▸ STORED ROWS:

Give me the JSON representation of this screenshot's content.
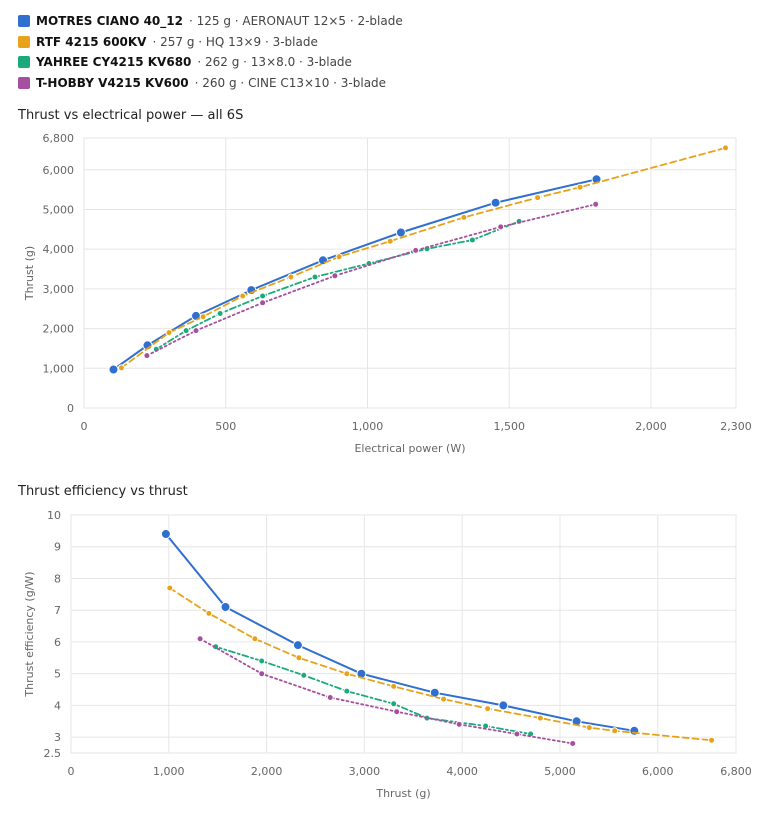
{
  "legend": [
    {
      "name": "MOTRES CIANO 40_12",
      "desc": "· 125 g · AERONAUT 12×5 · 2-blade",
      "color": "#2f6fcf",
      "dash": "solid"
    },
    {
      "name": "RTF 4215 600KV",
      "desc": "· 257 g · HQ 13×9 · 3-blade",
      "color": "#e8a21a",
      "dash": "dashed"
    },
    {
      "name": "YAHREE CY4215 KV680",
      "desc": "· 262 g · 13×8.0 · 3-blade",
      "color": "#1bab7a",
      "dash": "dash-dot"
    },
    {
      "name": "T-HOBBY V4215 KV600",
      "desc": "· 260 g · CINE C13×10 · 3-blade",
      "color": "#a64fa0",
      "dash": "dotted"
    }
  ],
  "chart_data": [
    {
      "type": "line",
      "title": "Thrust vs electrical power — all 6S",
      "xlabel": "Electrical power (W)",
      "ylabel": "Thrust (g)",
      "xlim": [
        0,
        2300
      ],
      "ylim": [
        0,
        6800
      ],
      "xticks": [
        0,
        500,
        1000,
        1500,
        2000,
        2300
      ],
      "xtick_labels": [
        "0",
        "500",
        "1,000",
        "1,500",
        "2,000",
        "2,300"
      ],
      "yticks": [
        0,
        1000,
        2000,
        3000,
        4000,
        5000,
        6000,
        6800
      ],
      "ytick_labels": [
        "0",
        "1,000",
        "2,000",
        "3,000",
        "4,000",
        "5,000",
        "6,000",
        "6,800"
      ],
      "grid": true,
      "series": [
        {
          "name": "MOTRES CIANO 40_12",
          "x": [
            104,
            224,
            395,
            590,
            843,
            1118,
            1452,
            1808
          ],
          "y": [
            970,
            1580,
            2320,
            2970,
            3720,
            4420,
            5170,
            5760
          ]
        },
        {
          "name": "RTF 4215 600KV",
          "x": [
            132,
            300,
            420,
            560,
            730,
            900,
            1080,
            1340,
            1600,
            1750,
            2263
          ],
          "y": [
            1010,
            1900,
            2300,
            2820,
            3300,
            3810,
            4200,
            4800,
            5300,
            5560,
            6550
          ]
        },
        {
          "name": "YAHREE CY4215 KV680",
          "x": [
            255,
            360,
            480,
            630,
            815,
            1005,
            1210,
            1370,
            1535
          ],
          "y": [
            1480,
            1950,
            2380,
            2820,
            3300,
            3640,
            4010,
            4230,
            4700
          ]
        },
        {
          "name": "T-HOBBY V4215 KV600",
          "x": [
            222,
            395,
            630,
            885,
            1170,
            1470,
            1805
          ],
          "y": [
            1320,
            1950,
            2650,
            3330,
            3970,
            4560,
            5130
          ]
        }
      ]
    },
    {
      "type": "line",
      "title": "Thrust efficiency vs thrust",
      "xlabel": "Thrust (g)",
      "ylabel": "Thrust efficiency (g/W)",
      "xlim": [
        0,
        6800
      ],
      "ylim": [
        2.5,
        10
      ],
      "xticks": [
        0,
        1000,
        2000,
        3000,
        4000,
        5000,
        6000,
        6800
      ],
      "xtick_labels": [
        "0",
        "1,000",
        "2,000",
        "3,000",
        "4,000",
        "5,000",
        "6,000",
        "6,800"
      ],
      "yticks": [
        2.5,
        3,
        4,
        5,
        6,
        7,
        8,
        9,
        10
      ],
      "ytick_labels": [
        "2.5",
        "3",
        "4",
        "5",
        "6",
        "7",
        "8",
        "9",
        "10"
      ],
      "grid": true,
      "series": [
        {
          "name": "MOTRES CIANO 40_12",
          "x": [
            970,
            1580,
            2320,
            2970,
            3720,
            4420,
            5170,
            5760
          ],
          "y": [
            9.4,
            7.1,
            5.9,
            5.0,
            4.4,
            4.0,
            3.5,
            3.2
          ]
        },
        {
          "name": "RTF 4215 600KV",
          "x": [
            1010,
            1410,
            1880,
            2330,
            2820,
            3300,
            3810,
            4260,
            4800,
            5300,
            5560,
            6550
          ],
          "y": [
            7.7,
            6.9,
            6.1,
            5.5,
            5.0,
            4.6,
            4.2,
            3.9,
            3.6,
            3.3,
            3.2,
            2.9
          ]
        },
        {
          "name": "YAHREE CY4215 KV680",
          "x": [
            1480,
            1950,
            2380,
            2820,
            3300,
            3640,
            4240,
            4700
          ],
          "y": [
            5.85,
            5.4,
            4.95,
            4.45,
            4.05,
            3.6,
            3.35,
            3.1
          ]
        },
        {
          "name": "T-HOBBY V4215 KV600",
          "x": [
            1320,
            1950,
            2650,
            3330,
            3970,
            4560,
            5130
          ],
          "y": [
            6.1,
            5.0,
            4.25,
            3.8,
            3.4,
            3.1,
            2.8
          ]
        }
      ]
    }
  ]
}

▸ WHAT IS ASKED: All preceding records should be duplicated verbatim, images excepted.

▸ THE ANSWER:
Give me the JSON representation of this screenshot's content.
{
  "legend": [
    {
      "name": "MOTRES CIANO 40_12",
      "desc": "· 125 g · AERONAUT 12×5 · 2-blade",
      "color": "#2f6fcf",
      "dash": "solid"
    },
    {
      "name": "RTF 4215 600KV",
      "desc": "· 257 g · HQ 13×9 · 3-blade",
      "color": "#e8a21a",
      "dash": "dashed"
    },
    {
      "name": "YAHREE CY4215 KV680",
      "desc": "· 262 g · 13×8.0 · 3-blade",
      "color": "#1bab7a",
      "dash": "dash-dot"
    },
    {
      "name": "T-HOBBY V4215 KV600",
      "desc": "· 260 g · CINE C13×10 · 3-blade",
      "color": "#a64fa0",
      "dash": "dotted"
    }
  ],
  "chart_data": [
    {
      "type": "line",
      "title": "Thrust vs electrical power — all 6S",
      "xlabel": "Electrical power (W)",
      "ylabel": "Thrust (g)",
      "xlim": [
        0,
        2300
      ],
      "ylim": [
        0,
        6800
      ],
      "xticks": [
        0,
        500,
        1000,
        1500,
        2000,
        2300
      ],
      "xtick_labels": [
        "0",
        "500",
        "1,000",
        "1,500",
        "2,000",
        "2,300"
      ],
      "yticks": [
        0,
        1000,
        2000,
        3000,
        4000,
        5000,
        6000,
        6800
      ],
      "ytick_labels": [
        "0",
        "1,000",
        "2,000",
        "3,000",
        "4,000",
        "5,000",
        "6,000",
        "6,800"
      ],
      "grid": true,
      "series": [
        {
          "name": "MOTRES CIANO 40_12",
          "x": [
            104,
            224,
            395,
            590,
            843,
            1118,
            1452,
            1808
          ],
          "y": [
            970,
            1580,
            2320,
            2970,
            3720,
            4420,
            5170,
            5760
          ]
        },
        {
          "name": "RTF 4215 600KV",
          "x": [
            132,
            300,
            420,
            560,
            730,
            900,
            1080,
            1340,
            1600,
            1750,
            2263
          ],
          "y": [
            1010,
            1900,
            2300,
            2820,
            3300,
            3810,
            4200,
            4800,
            5300,
            5560,
            6550
          ]
        },
        {
          "name": "YAHREE CY4215 KV680",
          "x": [
            255,
            360,
            480,
            630,
            815,
            1005,
            1210,
            1370,
            1535
          ],
          "y": [
            1480,
            1950,
            2380,
            2820,
            3300,
            3640,
            4010,
            4230,
            4700
          ]
        },
        {
          "name": "T-HOBBY V4215 KV600",
          "x": [
            222,
            395,
            630,
            885,
            1170,
            1470,
            1805
          ],
          "y": [
            1320,
            1950,
            2650,
            3330,
            3970,
            4560,
            5130
          ]
        }
      ]
    },
    {
      "type": "line",
      "title": "Thrust efficiency vs thrust",
      "xlabel": "Thrust (g)",
      "ylabel": "Thrust efficiency (g/W)",
      "xlim": [
        0,
        6800
      ],
      "ylim": [
        2.5,
        10
      ],
      "xticks": [
        0,
        1000,
        2000,
        3000,
        4000,
        5000,
        6000,
        6800
      ],
      "xtick_labels": [
        "0",
        "1,000",
        "2,000",
        "3,000",
        "4,000",
        "5,000",
        "6,000",
        "6,800"
      ],
      "yticks": [
        2.5,
        3,
        4,
        5,
        6,
        7,
        8,
        9,
        10
      ],
      "ytick_labels": [
        "2.5",
        "3",
        "4",
        "5",
        "6",
        "7",
        "8",
        "9",
        "10"
      ],
      "grid": true,
      "series": [
        {
          "name": "MOTRES CIANO 40_12",
          "x": [
            970,
            1580,
            2320,
            2970,
            3720,
            4420,
            5170,
            5760
          ],
          "y": [
            9.4,
            7.1,
            5.9,
            5.0,
            4.4,
            4.0,
            3.5,
            3.2
          ]
        },
        {
          "name": "RTF 4215 600KV",
          "x": [
            1010,
            1410,
            1880,
            2330,
            2820,
            3300,
            3810,
            4260,
            4800,
            5300,
            5560,
            6550
          ],
          "y": [
            7.7,
            6.9,
            6.1,
            5.5,
            5.0,
            4.6,
            4.2,
            3.9,
            3.6,
            3.3,
            3.2,
            2.9
          ]
        },
        {
          "name": "YAHREE CY4215 KV680",
          "x": [
            1480,
            1950,
            2380,
            2820,
            3300,
            3640,
            4240,
            4700
          ],
          "y": [
            5.85,
            5.4,
            4.95,
            4.45,
            4.05,
            3.6,
            3.35,
            3.1
          ]
        },
        {
          "name": "T-HOBBY V4215 KV600",
          "x": [
            1320,
            1950,
            2650,
            3330,
            3970,
            4560,
            5130
          ],
          "y": [
            6.1,
            5.0,
            4.25,
            3.8,
            3.4,
            3.1,
            2.8
          ]
        }
      ]
    }
  ]
}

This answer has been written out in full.